EXERCISE
All of the material below is to be returned exactly.
- - - - - - -
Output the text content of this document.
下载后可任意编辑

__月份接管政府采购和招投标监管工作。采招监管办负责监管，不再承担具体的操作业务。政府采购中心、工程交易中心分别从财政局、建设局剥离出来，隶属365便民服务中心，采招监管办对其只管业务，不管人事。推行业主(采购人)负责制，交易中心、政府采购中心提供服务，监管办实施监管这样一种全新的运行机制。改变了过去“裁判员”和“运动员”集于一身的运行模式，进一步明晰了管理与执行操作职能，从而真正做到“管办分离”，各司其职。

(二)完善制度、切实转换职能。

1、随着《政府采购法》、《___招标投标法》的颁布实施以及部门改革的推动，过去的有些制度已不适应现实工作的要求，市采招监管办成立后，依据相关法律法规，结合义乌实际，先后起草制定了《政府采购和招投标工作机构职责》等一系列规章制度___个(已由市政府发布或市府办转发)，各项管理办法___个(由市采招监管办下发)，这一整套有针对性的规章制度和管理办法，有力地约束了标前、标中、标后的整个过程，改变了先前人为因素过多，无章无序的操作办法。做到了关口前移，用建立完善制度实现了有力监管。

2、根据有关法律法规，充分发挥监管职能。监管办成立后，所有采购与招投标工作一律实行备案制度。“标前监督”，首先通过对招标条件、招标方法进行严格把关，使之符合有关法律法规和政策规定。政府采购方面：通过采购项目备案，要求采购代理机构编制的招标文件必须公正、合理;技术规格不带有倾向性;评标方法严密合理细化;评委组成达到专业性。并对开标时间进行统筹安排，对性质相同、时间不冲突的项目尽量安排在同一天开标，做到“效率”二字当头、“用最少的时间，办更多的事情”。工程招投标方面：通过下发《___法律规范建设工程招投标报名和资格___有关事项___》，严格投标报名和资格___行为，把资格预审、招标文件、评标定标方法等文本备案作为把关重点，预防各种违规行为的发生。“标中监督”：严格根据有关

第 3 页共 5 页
- - - - - - -
ANSWER FOR THIS EXERCISE
Output the text content of this document.
下载后可任意编辑

__月份接管政府采购和招投标监管工作。采招监管办负责监管，不再承担具体的操作业务。政府采购中心、工程交易中心分别从财政局、建设局剥离出来，隶属365便民服务中心，采招监管办对其只管业务，不管人事。推行业主(采购人)负责制，交易中心、政府采购中心提供服务，监管办实施监管这样一种全新的运行机制。改变了过去“裁判员”和“运动员”集于一身的运行模式，进一步明晰了管理与执行操作职能，从而真正做到“管办分离”，各司其职。

(二)完善制度、切实转换职能。

1、随着《政府采购法》、《___招标投标法》的颁布实施以及部门改革的推动，过去的有些制度已不适应现实工作的要求，市采招监管办成立后，依据相关法律法规，结合义乌实际，先后起草制定了《政府采购和招投标工作机构职责》等一系列规章制度___个(已由市政府发布或市府办转发)，各项管理办法___个(由市采招监管办下发)，这一整套有针对性的规章制度和管理办法，有力地约束了标前、标中、标后的整个过程，改变了先前人为因素过多，无章无序的操作办法。做到了关口前移，用建立完善制度实现了有力监管。

2、根据有关法律法规，充分发挥监管职能。监管办成立后，所有采购与招投标工作一律实行备案制度。“标前监督”，首先通过对招标条件、招标方法进行严格把关，使之符合有关法律法规和政策规定。政府采购方面：通过采购项目备案，要求采购代理机构编制的招标文件必须公正、合理;技术规格不带有倾向性;评标方法严密合理细化;评委组成达到专业性。并对开标时间进行统筹安排，对性质相同、时间不冲突的项目尽量安排在同一天开标，做到“效率”二字当头、“用最少的时间，办更多的事情”。工程招投标方面：通过下发《___法律规范建设工程招投标报名和资格___有关事项___》，严格投标报名和资格___行为，把资格预审、招标文件、评标定标方法等文本备案作为把关重点，预防各种违规行为的发生。“标中监督”：严格根据有关

第 3 页共 5 页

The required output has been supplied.